(Stored data)
- - -

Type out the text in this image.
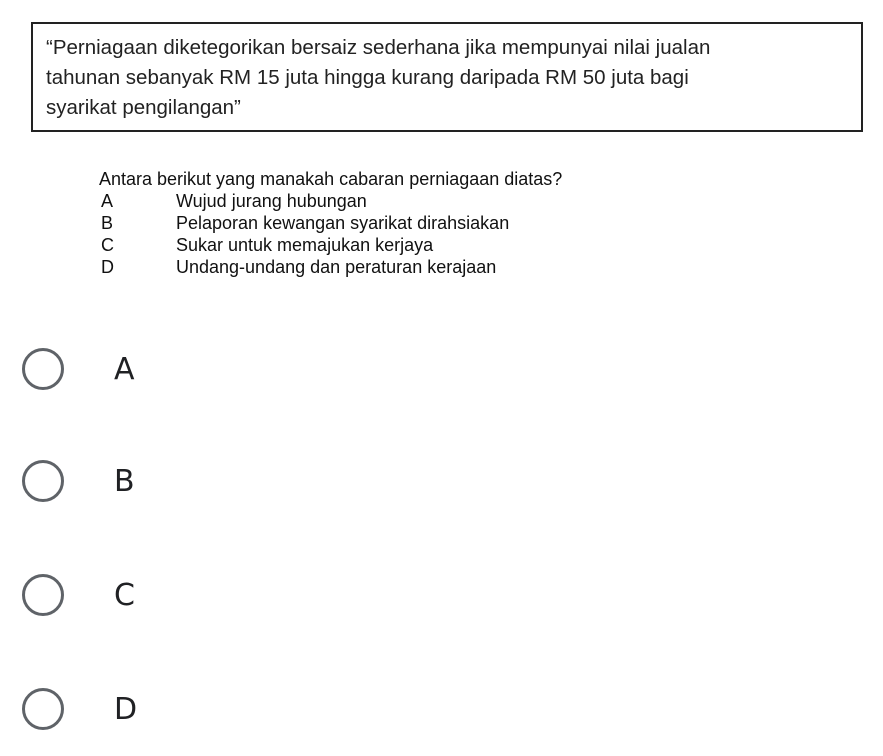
“Perniagaan diketegorikan bersaiz sederhana jika mempunyai nilai jualan
tahunan sebanyak RM 15 juta hingga kurang daripada RM 50 juta bagi
syarikat pengilangan”

Antara berikut yang manakah cabaran perniagaan diatas?

A	Wujud jurang hubungan
B	Pelaporan kewangan syarikat dirahsiakan
C	Sukar untuk memajukan kerjaya
D	Undang-undang dan peraturan kerajaan
A
B
C
D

- - -

• GIVEN EXERCISE
Set down all the data again exactly as above, pictures excluded.

• SOLUTION
Type out the text in this image.
“Perniagaan diketegorikan bersaiz sederhana jika mempunyai nilai jualan
tahunan sebanyak RM 15 juta hingga kurang daripada RM 50 juta bagi
syarikat pengilangan”

Antara berikut yang manakah cabaran perniagaan diatas?

A	Wujud jurang hubungan
B	Pelaporan kewangan syarikat dirahsiakan
C	Sukar untuk memajukan kerjaya
D	Undang-undang dan peraturan kerajaan
A
B
C
D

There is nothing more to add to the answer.